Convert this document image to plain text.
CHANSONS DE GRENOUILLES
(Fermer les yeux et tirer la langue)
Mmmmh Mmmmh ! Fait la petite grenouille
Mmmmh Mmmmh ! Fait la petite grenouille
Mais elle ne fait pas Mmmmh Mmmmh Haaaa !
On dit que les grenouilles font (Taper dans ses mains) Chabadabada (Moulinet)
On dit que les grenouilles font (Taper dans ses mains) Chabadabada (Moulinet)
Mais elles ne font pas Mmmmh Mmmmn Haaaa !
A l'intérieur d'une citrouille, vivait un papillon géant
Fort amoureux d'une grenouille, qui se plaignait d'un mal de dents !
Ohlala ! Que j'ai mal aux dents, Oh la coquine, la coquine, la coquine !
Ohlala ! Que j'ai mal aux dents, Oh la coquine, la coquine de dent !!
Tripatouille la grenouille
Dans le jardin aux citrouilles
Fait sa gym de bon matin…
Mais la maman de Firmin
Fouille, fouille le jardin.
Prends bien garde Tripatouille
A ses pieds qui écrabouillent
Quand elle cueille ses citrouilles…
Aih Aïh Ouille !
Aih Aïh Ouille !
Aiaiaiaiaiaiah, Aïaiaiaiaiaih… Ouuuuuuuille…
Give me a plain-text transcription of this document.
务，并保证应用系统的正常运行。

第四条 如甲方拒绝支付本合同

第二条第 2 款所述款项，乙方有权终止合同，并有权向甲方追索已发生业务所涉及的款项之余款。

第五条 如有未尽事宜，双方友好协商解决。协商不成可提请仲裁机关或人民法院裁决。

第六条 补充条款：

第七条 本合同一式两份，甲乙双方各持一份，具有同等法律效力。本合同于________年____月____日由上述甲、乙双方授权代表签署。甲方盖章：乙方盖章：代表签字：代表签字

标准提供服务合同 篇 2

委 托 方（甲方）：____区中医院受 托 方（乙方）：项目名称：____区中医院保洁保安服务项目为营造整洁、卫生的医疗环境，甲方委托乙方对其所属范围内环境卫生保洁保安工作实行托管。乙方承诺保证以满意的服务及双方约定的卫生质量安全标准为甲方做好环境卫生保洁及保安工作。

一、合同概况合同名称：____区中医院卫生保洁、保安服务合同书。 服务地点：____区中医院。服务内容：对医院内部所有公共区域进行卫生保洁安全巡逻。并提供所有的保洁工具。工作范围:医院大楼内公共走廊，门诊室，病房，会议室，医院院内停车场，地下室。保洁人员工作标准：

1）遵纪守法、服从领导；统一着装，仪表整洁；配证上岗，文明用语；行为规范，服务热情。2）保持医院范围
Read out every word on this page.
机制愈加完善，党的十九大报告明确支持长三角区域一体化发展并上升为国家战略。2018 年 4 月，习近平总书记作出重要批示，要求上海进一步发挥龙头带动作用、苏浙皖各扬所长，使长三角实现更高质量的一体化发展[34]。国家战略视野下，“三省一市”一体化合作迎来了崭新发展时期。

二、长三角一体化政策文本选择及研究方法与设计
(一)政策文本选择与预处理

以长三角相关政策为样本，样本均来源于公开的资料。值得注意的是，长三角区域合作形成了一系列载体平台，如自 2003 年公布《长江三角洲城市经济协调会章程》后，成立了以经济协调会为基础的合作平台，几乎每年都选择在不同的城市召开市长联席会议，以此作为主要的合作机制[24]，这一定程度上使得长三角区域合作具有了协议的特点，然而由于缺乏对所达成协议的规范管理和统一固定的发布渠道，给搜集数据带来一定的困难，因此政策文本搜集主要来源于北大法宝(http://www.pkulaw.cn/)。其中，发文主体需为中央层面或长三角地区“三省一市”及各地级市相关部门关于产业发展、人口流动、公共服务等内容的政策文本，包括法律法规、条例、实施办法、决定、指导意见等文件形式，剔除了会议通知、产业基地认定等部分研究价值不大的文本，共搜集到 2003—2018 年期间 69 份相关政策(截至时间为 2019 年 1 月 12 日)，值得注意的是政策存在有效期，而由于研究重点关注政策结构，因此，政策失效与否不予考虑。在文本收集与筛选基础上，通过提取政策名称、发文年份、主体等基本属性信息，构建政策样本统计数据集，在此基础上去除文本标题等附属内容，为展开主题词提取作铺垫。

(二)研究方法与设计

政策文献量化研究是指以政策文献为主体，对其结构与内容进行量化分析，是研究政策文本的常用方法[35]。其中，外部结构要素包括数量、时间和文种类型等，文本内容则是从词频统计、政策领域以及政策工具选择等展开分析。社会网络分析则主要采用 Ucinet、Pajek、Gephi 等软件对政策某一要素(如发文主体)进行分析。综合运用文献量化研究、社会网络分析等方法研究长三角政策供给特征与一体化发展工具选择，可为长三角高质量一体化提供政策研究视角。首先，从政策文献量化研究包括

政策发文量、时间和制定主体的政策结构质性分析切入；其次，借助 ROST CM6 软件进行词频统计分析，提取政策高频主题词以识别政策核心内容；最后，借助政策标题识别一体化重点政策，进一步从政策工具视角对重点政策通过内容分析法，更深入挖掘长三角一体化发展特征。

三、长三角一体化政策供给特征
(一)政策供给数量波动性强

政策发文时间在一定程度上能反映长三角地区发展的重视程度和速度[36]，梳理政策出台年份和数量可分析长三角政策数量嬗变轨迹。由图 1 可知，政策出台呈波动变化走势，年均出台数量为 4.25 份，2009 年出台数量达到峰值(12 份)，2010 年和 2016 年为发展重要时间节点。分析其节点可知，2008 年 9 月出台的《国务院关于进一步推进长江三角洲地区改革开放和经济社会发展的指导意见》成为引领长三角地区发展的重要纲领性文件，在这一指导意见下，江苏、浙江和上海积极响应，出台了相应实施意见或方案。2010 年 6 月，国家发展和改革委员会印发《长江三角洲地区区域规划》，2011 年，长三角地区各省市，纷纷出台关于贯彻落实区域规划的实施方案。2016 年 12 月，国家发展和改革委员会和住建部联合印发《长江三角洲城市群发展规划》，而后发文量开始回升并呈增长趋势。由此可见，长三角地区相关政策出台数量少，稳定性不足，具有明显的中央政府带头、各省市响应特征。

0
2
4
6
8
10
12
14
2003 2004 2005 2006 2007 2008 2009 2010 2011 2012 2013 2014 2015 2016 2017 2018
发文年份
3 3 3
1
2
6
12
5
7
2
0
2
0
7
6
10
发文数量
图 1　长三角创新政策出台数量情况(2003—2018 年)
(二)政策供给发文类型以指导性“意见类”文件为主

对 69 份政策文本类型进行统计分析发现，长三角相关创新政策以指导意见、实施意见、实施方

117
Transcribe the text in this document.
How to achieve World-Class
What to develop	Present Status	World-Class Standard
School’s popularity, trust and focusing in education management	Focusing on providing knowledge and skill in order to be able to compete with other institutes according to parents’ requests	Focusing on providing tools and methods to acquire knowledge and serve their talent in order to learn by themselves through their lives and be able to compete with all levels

→ **YOUR OBJECTIVE**
Copy out the full set of records precisely, leaving nothing out.

→ **FINAL RESULT**
Convert this document image to plain text.
CHANSONS DE GRENOUILLES
(Fermer les yeux et tirer la langue)
Mmmmh Mmmmh ! Fait la petite grenouille
Mmmmh Mmmmh ! Fait la petite grenouille
Mais elle ne fait pas Mmmmh Mmmmh Haaaa !
On dit que les grenouilles font (Taper dans ses mains) Chabadabada (Moulinet)
On dit que les grenouilles font (Taper dans ses mains) Chabadabada (Moulinet)
Mais elles ne font pas Mmmmh Mmmmn Haaaa !
A l'intérieur d'une citrouille, vivait un papillon géant
Fort amoureux d'une grenouille, qui se plaignait d'un mal de dents !
Ohlala ! Que j'ai mal aux dents, Oh la coquine, la coquine, la coquine !
Ohlala ! Que j'ai mal aux dents, Oh la coquine, la coquine de dent !!
Tripatouille la grenouille
Dans le jardin aux citrouilles
Fait sa gym de bon matin…
Mais la maman de Firmin
Fouille, fouille le jardin.
Prends bien garde Tripatouille
A ses pieds qui écrabouillent
Quand elle cueille ses citrouilles…
Aih Aïh Ouille !
Aih Aïh Ouille !
Aiaiaiaiaiaiah, Aïaiaiaiaiaih… Ouuuuuuuille…
Give me a plain-text transcription of this document.
务，并保证应用系统的正常运行。

第四条 如甲方拒绝支付本合同

第二条第 2 款所述款项，乙方有权终止合同，并有权向甲方追索已发生业务所涉及的款项之余款。

第五条 如有未尽事宜，双方友好协商解决。协商不成可提请仲裁机关或人民法院裁决。

第六条 补充条款：

第七条 本合同一式两份，甲乙双方各持一份，具有同等法律效力。本合同于________年____月____日由上述甲、乙双方授权代表签署。甲方盖章：乙方盖章：代表签字：代表签字

标准提供服务合同 篇 2

委 托 方（甲方）：____区中医院受 托 方（乙方）：项目名称：____区中医院保洁保安服务项目为营造整洁、卫生的医疗环境，甲方委托乙方对其所属范围内环境卫生保洁保安工作实行托管。乙方承诺保证以满意的服务及双方约定的卫生质量安全标准为甲方做好环境卫生保洁及保安工作。

一、合同概况合同名称：____区中医院卫生保洁、保安服务合同书。 服务地点：____区中医院。服务内容：对医院内部所有公共区域进行卫生保洁安全巡逻。并提供所有的保洁工具。工作范围:医院大楼内公共走廊，门诊室，病房，会议室，医院院内停车场，地下室。保洁人员工作标准：

1）遵纪守法、服从领导；统一着装，仪表整洁；配证上岗，文明用语；行为规范，服务热情。2）保持医院范围
Read out every word on this page.
机制愈加完善，党的十九大报告明确支持长三角区域一体化发展并上升为国家战略。2018 年 4 月，习近平总书记作出重要批示，要求上海进一步发挥龙头带动作用、苏浙皖各扬所长，使长三角实现更高质量的一体化发展[34]。国家战略视野下，“三省一市”一体化合作迎来了崭新发展时期。

二、长三角一体化政策文本选择及研究方法与设计
(一)政策文本选择与预处理

以长三角相关政策为样本，样本均来源于公开的资料。值得注意的是，长三角区域合作形成了一系列载体平台，如自 2003 年公布《长江三角洲城市经济协调会章程》后，成立了以经济协调会为基础的合作平台，几乎每年都选择在不同的城市召开市长联席会议，以此作为主要的合作机制[24]，这一定程度上使得长三角区域合作具有了协议的特点，然而由于缺乏对所达成协议的规范管理和统一固定的发布渠道，给搜集数据带来一定的困难，因此政策文本搜集主要来源于北大法宝(http://www.pkulaw.cn/)。其中，发文主体需为中央层面或长三角地区“三省一市”及各地级市相关部门关于产业发展、人口流动、公共服务等内容的政策文本，包括法律法规、条例、实施办法、决定、指导意见等文件形式，剔除了会议通知、产业基地认定等部分研究价值不大的文本，共搜集到 2003—2018 年期间 69 份相关政策(截至时间为 2019 年 1 月 12 日)，值得注意的是政策存在有效期，而由于研究重点关注政策结构，因此，政策失效与否不予考虑。在文本收集与筛选基础上，通过提取政策名称、发文年份、主体等基本属性信息，构建政策样本统计数据集，在此基础上去除文本标题等附属内容，为展开主题词提取作铺垫。

(二)研究方法与设计

政策文献量化研究是指以政策文献为主体，对其结构与内容进行量化分析，是研究政策文本的常用方法[35]。其中，外部结构要素包括数量、时间和文种类型等，文本内容则是从词频统计、政策领域以及政策工具选择等展开分析。社会网络分析则主要采用 Ucinet、Pajek、Gephi 等软件对政策某一要素(如发文主体)进行分析。综合运用文献量化研究、社会网络分析等方法研究长三角政策供给特征与一体化发展工具选择，可为长三角高质量一体化提供政策研究视角。首先，从政策文献量化研究包括

政策发文量、时间和制定主体的政策结构质性分析切入；其次，借助 ROST CM6 软件进行词频统计分析，提取政策高频主题词以识别政策核心内容；最后，借助政策标题识别一体化重点政策，进一步从政策工具视角对重点政策通过内容分析法，更深入挖掘长三角一体化发展特征。

三、长三角一体化政策供给特征
(一)政策供给数量波动性强

政策发文时间在一定程度上能反映长三角地区发展的重视程度和速度[36]，梳理政策出台年份和数量可分析长三角政策数量嬗变轨迹。由图 1 可知，政策出台呈波动变化走势，年均出台数量为 4.25 份，2009 年出台数量达到峰值(12 份)，2010 年和 2016 年为发展重要时间节点。分析其节点可知，2008 年 9 月出台的《国务院关于进一步推进长江三角洲地区改革开放和经济社会发展的指导意见》成为引领长三角地区发展的重要纲领性文件，在这一指导意见下，江苏、浙江和上海积极响应，出台了相应实施意见或方案。2010 年 6 月，国家发展和改革委员会印发《长江三角洲地区区域规划》，2011 年，长三角地区各省市，纷纷出台关于贯彻落实区域规划的实施方案。2016 年 12 月，国家发展和改革委员会和住建部联合印发《长江三角洲城市群发展规划》，而后发文量开始回升并呈增长趋势。由此可见，长三角地区相关政策出台数量少，稳定性不足，具有明显的中央政府带头、各省市响应特征。

0
2
4
6
8
10
12
14
2003 2004 2005 2006 2007 2008 2009 2010 2011 2012 2013 2014 2015 2016 2017 2018
发文年份
3 3 3
1
2
6
12
5
7
2
0
2
0
7
6
10
发文数量
图 1　长三角创新政策出台数量情况(2003—2018 年)
(二)政策供给发文类型以指导性“意见类”文件为主

对 69 份政策文本类型进行统计分析发现，长三角相关创新政策以指导意见、实施意见、实施方

117
Transcribe the text in this document.
How to achieve World-Class
What to develop	Present Status	World-Class Standard
School’s popularity, trust and focusing in education management	Focusing on providing knowledge and skill in order to be able to compete with other institutes according to parents’ requests	Focusing on providing tools and methods to acquire knowledge and serve their talent in order to learn by themselves through their lives and be able to compete with all levels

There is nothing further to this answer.